— START Extracted material —
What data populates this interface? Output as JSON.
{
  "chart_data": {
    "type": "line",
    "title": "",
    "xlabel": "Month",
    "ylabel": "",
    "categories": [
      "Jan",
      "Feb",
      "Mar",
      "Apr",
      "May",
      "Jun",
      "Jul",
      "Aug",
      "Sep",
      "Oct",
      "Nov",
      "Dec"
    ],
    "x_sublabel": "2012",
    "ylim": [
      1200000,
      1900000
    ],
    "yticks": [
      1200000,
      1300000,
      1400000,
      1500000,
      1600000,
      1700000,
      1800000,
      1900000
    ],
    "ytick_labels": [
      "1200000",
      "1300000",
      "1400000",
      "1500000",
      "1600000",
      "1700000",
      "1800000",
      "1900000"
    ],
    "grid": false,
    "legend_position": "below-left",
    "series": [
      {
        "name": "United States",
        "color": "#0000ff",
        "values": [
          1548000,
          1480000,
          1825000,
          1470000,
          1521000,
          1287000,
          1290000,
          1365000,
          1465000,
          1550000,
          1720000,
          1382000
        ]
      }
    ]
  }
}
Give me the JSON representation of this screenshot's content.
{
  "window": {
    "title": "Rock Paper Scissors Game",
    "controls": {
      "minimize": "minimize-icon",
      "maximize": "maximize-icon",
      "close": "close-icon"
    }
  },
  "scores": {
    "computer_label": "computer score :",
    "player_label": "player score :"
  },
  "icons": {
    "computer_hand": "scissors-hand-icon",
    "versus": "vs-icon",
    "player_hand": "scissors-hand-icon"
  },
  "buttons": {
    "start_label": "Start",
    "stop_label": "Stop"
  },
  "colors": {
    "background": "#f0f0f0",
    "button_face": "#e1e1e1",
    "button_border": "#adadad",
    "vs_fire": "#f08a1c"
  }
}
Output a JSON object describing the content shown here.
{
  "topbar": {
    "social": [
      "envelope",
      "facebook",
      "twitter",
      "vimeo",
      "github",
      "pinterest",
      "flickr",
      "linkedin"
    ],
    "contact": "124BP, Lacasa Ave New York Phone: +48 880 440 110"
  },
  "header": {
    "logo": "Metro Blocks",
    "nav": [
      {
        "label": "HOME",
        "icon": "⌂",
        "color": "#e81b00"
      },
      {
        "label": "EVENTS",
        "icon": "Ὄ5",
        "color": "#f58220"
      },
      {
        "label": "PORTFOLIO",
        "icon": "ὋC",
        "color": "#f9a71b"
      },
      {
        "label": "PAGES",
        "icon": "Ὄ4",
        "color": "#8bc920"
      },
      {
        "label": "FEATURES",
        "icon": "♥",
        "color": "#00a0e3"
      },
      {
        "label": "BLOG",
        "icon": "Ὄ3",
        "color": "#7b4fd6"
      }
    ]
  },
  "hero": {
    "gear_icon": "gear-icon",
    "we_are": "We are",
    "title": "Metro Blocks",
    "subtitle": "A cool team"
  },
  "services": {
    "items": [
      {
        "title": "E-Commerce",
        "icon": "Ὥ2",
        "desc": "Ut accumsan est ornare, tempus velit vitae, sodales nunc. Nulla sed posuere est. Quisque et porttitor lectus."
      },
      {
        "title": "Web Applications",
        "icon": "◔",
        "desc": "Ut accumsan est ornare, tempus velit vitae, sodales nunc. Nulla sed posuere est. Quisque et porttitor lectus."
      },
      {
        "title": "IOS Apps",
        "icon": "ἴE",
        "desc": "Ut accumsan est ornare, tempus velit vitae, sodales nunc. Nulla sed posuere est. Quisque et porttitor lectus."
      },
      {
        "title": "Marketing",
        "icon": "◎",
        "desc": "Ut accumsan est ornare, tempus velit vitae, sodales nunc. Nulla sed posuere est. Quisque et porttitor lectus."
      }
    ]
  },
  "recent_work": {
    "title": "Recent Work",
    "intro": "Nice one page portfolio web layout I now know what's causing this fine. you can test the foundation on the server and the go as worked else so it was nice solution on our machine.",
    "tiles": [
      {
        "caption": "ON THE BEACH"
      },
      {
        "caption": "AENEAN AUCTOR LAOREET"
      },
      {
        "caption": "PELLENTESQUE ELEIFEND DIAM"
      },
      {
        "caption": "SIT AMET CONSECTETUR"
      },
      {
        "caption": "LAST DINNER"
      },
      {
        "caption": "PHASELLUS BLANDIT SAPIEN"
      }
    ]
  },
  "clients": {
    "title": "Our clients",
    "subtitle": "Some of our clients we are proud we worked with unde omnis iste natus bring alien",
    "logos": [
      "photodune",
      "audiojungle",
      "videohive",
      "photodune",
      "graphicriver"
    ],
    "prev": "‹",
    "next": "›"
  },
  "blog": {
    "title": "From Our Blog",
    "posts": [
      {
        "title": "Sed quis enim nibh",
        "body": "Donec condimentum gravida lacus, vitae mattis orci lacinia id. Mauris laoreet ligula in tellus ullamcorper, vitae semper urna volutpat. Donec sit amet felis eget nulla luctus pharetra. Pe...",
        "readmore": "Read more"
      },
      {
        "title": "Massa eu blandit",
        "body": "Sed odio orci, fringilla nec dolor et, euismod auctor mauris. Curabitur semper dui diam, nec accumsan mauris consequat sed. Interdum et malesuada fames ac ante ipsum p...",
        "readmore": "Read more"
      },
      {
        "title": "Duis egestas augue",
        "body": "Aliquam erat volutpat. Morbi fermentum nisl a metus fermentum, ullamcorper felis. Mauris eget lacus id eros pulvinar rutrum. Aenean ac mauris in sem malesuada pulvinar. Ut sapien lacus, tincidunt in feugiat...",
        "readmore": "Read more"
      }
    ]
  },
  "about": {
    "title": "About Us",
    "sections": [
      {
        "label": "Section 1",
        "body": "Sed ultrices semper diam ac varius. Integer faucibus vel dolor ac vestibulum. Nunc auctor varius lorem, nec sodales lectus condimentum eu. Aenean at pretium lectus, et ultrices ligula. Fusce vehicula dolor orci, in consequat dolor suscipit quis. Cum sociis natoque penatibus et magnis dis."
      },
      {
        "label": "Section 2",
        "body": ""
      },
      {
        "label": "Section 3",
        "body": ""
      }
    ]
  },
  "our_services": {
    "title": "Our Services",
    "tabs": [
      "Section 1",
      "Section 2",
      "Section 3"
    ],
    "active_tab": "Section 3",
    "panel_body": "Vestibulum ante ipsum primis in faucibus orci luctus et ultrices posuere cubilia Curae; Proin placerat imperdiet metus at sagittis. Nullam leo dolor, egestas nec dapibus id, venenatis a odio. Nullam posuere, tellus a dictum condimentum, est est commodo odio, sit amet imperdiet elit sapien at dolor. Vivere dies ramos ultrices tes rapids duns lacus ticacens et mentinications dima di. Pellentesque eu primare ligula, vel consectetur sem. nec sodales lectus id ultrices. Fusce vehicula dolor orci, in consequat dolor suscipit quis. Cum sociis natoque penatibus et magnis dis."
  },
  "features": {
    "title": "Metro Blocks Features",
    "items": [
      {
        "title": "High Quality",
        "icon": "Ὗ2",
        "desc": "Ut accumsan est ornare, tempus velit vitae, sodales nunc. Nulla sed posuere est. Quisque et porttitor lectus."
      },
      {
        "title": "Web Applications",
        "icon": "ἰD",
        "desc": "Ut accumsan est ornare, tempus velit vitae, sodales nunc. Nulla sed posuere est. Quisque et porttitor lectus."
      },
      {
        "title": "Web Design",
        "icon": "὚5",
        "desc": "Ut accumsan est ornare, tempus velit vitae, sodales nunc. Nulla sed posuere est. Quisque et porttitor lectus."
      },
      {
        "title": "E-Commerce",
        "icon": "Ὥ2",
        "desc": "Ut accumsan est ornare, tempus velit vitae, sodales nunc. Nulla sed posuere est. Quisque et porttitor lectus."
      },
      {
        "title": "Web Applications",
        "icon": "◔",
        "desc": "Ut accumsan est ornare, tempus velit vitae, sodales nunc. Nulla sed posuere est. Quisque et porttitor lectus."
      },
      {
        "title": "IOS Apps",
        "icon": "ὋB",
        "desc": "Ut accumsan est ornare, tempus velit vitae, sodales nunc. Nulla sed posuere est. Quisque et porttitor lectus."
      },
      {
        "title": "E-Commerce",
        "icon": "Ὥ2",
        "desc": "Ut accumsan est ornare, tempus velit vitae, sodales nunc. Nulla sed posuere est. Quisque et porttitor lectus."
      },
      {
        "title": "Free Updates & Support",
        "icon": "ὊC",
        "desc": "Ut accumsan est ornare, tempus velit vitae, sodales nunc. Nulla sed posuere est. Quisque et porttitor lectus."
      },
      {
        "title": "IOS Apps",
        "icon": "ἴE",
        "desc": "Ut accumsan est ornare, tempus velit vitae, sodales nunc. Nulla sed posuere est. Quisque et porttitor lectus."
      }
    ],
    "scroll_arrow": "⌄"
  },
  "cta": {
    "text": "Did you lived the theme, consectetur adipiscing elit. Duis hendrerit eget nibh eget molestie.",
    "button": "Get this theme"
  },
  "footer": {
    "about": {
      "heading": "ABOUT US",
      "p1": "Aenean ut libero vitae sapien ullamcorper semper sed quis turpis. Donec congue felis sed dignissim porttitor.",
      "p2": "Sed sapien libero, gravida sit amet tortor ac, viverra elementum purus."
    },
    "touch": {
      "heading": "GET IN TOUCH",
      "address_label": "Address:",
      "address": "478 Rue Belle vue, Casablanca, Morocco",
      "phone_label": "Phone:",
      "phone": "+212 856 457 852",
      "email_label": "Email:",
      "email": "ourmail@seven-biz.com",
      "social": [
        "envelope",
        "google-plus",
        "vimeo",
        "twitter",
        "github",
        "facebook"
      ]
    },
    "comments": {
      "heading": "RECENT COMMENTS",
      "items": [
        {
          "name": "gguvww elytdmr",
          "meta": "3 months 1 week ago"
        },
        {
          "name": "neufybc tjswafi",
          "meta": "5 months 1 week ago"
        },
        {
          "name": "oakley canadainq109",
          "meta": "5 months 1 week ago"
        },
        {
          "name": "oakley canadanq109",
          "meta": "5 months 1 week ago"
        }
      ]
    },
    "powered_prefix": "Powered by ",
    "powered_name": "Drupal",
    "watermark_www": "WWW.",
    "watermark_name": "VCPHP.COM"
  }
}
— END Extracted material —
Look over the material above and show each line where "nibh" appears.

        "title": "Sed quis enim nibh",
    "text": "Did you lived the theme, consectetur adipiscing elit. Duis hendrerit eget nibh eget molestie.",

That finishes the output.